Provide an exact reproduction of every entry.

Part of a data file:
— START —

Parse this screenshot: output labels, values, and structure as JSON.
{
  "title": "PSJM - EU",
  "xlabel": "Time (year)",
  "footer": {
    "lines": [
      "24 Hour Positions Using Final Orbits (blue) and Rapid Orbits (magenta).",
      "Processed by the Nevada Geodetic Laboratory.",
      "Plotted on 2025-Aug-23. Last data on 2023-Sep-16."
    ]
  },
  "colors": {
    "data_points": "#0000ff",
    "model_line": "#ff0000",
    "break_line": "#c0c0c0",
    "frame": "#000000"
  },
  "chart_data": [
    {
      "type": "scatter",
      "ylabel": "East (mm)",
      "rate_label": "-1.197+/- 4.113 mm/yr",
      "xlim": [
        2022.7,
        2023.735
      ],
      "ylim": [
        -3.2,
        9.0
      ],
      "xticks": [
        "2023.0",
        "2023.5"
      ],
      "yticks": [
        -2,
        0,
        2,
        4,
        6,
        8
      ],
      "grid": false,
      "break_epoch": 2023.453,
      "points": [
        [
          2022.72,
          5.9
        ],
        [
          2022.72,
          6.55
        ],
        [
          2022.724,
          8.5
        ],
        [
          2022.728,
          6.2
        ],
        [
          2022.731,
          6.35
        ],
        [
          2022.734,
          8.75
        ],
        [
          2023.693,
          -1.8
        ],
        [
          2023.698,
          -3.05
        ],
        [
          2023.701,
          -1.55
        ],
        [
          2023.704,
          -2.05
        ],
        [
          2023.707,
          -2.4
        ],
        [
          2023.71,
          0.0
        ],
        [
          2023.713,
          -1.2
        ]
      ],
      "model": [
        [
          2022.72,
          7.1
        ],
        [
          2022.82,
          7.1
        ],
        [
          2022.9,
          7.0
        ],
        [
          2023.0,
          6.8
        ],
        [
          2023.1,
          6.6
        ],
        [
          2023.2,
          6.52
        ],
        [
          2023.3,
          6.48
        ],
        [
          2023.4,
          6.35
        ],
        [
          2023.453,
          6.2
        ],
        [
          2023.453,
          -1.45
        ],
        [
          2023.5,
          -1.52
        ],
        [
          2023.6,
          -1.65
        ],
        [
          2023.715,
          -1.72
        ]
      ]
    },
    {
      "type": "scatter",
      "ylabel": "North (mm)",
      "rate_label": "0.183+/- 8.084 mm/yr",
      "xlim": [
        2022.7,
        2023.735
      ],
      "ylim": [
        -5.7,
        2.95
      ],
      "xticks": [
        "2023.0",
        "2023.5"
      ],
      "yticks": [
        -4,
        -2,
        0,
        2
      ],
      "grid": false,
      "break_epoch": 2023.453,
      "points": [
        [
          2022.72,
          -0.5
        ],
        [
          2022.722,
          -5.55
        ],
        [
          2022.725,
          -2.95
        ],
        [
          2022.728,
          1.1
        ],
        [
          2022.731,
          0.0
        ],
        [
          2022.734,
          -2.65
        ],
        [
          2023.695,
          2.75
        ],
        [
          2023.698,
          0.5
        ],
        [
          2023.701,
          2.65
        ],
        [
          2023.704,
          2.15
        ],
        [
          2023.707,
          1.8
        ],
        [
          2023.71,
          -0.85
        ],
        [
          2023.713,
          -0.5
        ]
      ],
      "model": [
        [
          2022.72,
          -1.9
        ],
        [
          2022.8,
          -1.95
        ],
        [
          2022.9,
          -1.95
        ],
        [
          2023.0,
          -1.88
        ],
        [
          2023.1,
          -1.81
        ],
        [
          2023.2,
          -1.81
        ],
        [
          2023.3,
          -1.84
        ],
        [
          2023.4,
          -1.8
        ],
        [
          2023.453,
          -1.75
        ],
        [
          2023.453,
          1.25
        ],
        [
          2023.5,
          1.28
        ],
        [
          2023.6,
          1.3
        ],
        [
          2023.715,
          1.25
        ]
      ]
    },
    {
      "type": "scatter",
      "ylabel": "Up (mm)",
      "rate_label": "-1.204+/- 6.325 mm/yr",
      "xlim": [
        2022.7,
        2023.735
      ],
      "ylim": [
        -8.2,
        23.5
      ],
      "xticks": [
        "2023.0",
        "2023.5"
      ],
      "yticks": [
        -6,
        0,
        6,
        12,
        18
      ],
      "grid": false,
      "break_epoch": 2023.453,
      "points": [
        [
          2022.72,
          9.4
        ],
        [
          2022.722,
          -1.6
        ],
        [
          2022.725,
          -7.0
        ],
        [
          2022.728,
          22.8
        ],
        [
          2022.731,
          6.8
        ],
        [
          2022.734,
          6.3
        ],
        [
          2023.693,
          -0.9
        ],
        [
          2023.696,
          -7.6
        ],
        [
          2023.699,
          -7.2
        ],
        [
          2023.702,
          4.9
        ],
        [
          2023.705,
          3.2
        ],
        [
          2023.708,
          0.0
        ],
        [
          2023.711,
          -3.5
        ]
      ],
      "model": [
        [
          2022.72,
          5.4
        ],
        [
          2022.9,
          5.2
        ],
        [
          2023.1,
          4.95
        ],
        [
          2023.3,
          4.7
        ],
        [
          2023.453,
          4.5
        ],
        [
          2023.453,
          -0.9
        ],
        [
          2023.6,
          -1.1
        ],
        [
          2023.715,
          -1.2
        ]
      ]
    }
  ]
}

— END —

▸ TASK SOLUTION
Parse this screenshot: output labels, values, and structure as JSON.
{
  "title": "PSJM - EU",
  "xlabel": "Time (year)",
  "footer": {
    "lines": [
      "24 Hour Positions Using Final Orbits (blue) and Rapid Orbits (magenta).",
      "Processed by the Nevada Geodetic Laboratory.",
      "Plotted on 2025-Aug-23. Last data on 2023-Sep-16."
    ]
  },
  "colors": {
    "data_points": "#0000ff",
    "model_line": "#ff0000",
    "break_line": "#c0c0c0",
    "frame": "#000000"
  },
  "chart_data": [
    {
      "type": "scatter",
      "ylabel": "East (mm)",
      "rate_label": "-1.197+/- 4.113 mm/yr",
      "xlim": [
        2022.7,
        2023.735
      ],
      "ylim": [
        -3.2,
        9.0
      ],
      "xticks": [
        "2023.0",
        "2023.5"
      ],
      "yticks": [
        -2,
        0,
        2,
        4,
        6,
        8
      ],
      "grid": false,
      "break_epoch": 2023.453,
      "points": [
        [
          2022.72,
          5.9
        ],
        [
          2022.72,
          6.55
        ],
        [
          2022.724,
          8.5
        ],
        [
          2022.728,
          6.2
        ],
        [
          2022.731,
          6.35
        ],
        [
          2022.734,
          8.75
        ],
        [
          2023.693,
          -1.8
        ],
        [
          2023.698,
          -3.05
        ],
        [
          2023.701,
          -1.55
        ],
        [
          2023.704,
          -2.05
        ],
        [
          2023.707,
          -2.4
        ],
        [
          2023.71,
          0.0
        ],
        [
          2023.713,
          -1.2
        ]
      ],
      "model": [
        [
          2022.72,
          7.1
        ],
        [
          2022.82,
          7.1
        ],
        [
          2022.9,
          7.0
        ],
        [
          2023.0,
          6.8
        ],
        [
          2023.1,
          6.6
        ],
        [
          2023.2,
          6.52
        ],
        [
          2023.3,
          6.48
        ],
        [
          2023.4,
          6.35
        ],
        [
          2023.453,
          6.2
        ],
        [
          2023.453,
          -1.45
        ],
        [
          2023.5,
          -1.52
        ],
        [
          2023.6,
          -1.65
        ],
        [
          2023.715,
          -1.72
        ]
      ]
    },
    {
      "type": "scatter",
      "ylabel": "North (mm)",
      "rate_label": "0.183+/- 8.084 mm/yr",
      "xlim": [
        2022.7,
        2023.735
      ],
      "ylim": [
        -5.7,
        2.95
      ],
      "xticks": [
        "2023.0",
        "2023.5"
      ],
      "yticks": [
        -4,
        -2,
        0,
        2
      ],
      "grid": false,
      "break_epoch": 2023.453,
      "points": [
        [
          2022.72,
          -0.5
        ],
        [
          2022.722,
          -5.55
        ],
        [
          2022.725,
          -2.95
        ],
        [
          2022.728,
          1.1
        ],
        [
          2022.731,
          0.0
        ],
        [
          2022.734,
          -2.65
        ],
        [
          2023.695,
          2.75
        ],
        [
          2023.698,
          0.5
        ],
        [
          2023.701,
          2.65
        ],
        [
          2023.704,
          2.15
        ],
        [
          2023.707,
          1.8
        ],
        [
          2023.71,
          -0.85
        ],
        [
          2023.713,
          -0.5
        ]
      ],
      "model": [
        [
          2022.72,
          -1.9
        ],
        [
          2022.8,
          -1.95
        ],
        [
          2022.9,
          -1.95
        ],
        [
          2023.0,
          -1.88
        ],
        [
          2023.1,
          -1.81
        ],
        [
          2023.2,
          -1.81
        ],
        [
          2023.3,
          -1.84
        ],
        [
          2023.4,
          -1.8
        ],
        [
          2023.453,
          -1.75
        ],
        [
          2023.453,
          1.25
        ],
        [
          2023.5,
          1.28
        ],
        [
          2023.6,
          1.3
        ],
        [
          2023.715,
          1.25
        ]
      ]
    },
    {
      "type": "scatter",
      "ylabel": "Up (mm)",
      "rate_label": "-1.204+/- 6.325 mm/yr",
      "xlim": [
        2022.7,
        2023.735
      ],
      "ylim": [
        -8.2,
        23.5
      ],
      "xticks": [
        "2023.0",
        "2023.5"
      ],
      "yticks": [
        -6,
        0,
        6,
        12,
        18
      ],
      "grid": false,
      "break_epoch": 2023.453,
      "points": [
        [
          2022.72,
          9.4
        ],
        [
          2022.722,
          -1.6
        ],
        [
          2022.725,
          -7.0
        ],
        [
          2022.728,
          22.8
        ],
        [
          2022.731,
          6.8
        ],
        [
          2022.734,
          6.3
        ],
        [
          2023.693,
          -0.9
        ],
        [
          2023.696,
          -7.6
        ],
        [
          2023.699,
          -7.2
        ],
        [
          2023.702,
          4.9
        ],
        [
          2023.705,
          3.2
        ],
        [
          2023.708,
          0.0
        ],
        [
          2023.711,
          -3.5
        ]
      ],
      "model": [
        [
          2022.72,
          5.4
        ],
        [
          2022.9,
          5.2
        ],
        [
          2023.1,
          4.95
        ],
        [
          2023.3,
          4.7
        ],
        [
          2023.453,
          4.5
        ],
        [
          2023.453,
          -0.9
        ],
        [
          2023.6,
          -1.1
        ],
        [
          2023.715,
          -1.2
        ]
      ]
    }
  ]
}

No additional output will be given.